- _Set task_
Lines containing the word "Gribov" are to be located and copied.

Structured figure records
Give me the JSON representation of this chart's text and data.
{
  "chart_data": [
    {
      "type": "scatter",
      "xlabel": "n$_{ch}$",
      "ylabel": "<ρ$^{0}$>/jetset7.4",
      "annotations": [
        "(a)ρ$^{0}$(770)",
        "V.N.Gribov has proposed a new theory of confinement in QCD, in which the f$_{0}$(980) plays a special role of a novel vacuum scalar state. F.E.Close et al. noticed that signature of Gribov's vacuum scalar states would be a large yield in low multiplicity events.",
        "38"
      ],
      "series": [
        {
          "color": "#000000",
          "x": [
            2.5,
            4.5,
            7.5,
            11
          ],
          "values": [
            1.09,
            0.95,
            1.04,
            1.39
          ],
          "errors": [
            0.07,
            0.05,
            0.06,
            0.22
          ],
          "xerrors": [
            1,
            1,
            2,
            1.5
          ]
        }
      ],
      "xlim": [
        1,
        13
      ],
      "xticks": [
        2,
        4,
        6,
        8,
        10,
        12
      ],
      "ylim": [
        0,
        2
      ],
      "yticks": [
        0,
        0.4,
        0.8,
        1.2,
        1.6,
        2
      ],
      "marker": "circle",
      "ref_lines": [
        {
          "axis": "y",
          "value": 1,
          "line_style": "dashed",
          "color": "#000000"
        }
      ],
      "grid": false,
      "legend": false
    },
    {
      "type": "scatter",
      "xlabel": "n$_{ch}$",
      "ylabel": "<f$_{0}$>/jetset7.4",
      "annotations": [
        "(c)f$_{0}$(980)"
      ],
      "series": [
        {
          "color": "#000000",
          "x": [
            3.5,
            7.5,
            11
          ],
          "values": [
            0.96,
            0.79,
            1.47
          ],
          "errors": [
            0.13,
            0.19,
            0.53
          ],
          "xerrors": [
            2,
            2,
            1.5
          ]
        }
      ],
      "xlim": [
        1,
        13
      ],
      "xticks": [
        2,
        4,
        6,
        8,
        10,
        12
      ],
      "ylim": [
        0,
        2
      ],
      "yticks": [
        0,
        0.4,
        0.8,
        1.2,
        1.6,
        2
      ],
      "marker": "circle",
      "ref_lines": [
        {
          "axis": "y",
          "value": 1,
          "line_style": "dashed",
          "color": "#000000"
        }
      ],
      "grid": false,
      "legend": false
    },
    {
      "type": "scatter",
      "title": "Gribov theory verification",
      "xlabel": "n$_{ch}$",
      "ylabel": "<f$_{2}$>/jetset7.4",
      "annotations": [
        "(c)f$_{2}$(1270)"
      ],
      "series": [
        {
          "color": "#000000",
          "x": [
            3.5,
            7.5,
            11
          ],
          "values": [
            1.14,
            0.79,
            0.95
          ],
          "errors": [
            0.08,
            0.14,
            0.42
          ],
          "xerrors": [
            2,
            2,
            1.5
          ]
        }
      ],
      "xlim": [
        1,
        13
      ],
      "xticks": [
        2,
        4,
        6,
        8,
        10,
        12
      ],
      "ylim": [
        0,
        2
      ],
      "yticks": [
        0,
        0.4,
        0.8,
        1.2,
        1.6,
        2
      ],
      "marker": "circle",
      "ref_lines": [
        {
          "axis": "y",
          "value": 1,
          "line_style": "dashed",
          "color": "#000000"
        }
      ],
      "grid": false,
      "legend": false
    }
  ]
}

- _Output for this exercise_
        "V.N.Gribov has proposed a new theory of confinement in QCD, in which the f$_{0}$(980) plays a special role of a novel vacuum scalar state. F.E.Close et al. noticed that signature of Gribov's vacuum scalar states would be a large yield in low multiplicity events.",
      "title": "Gribov theory verification",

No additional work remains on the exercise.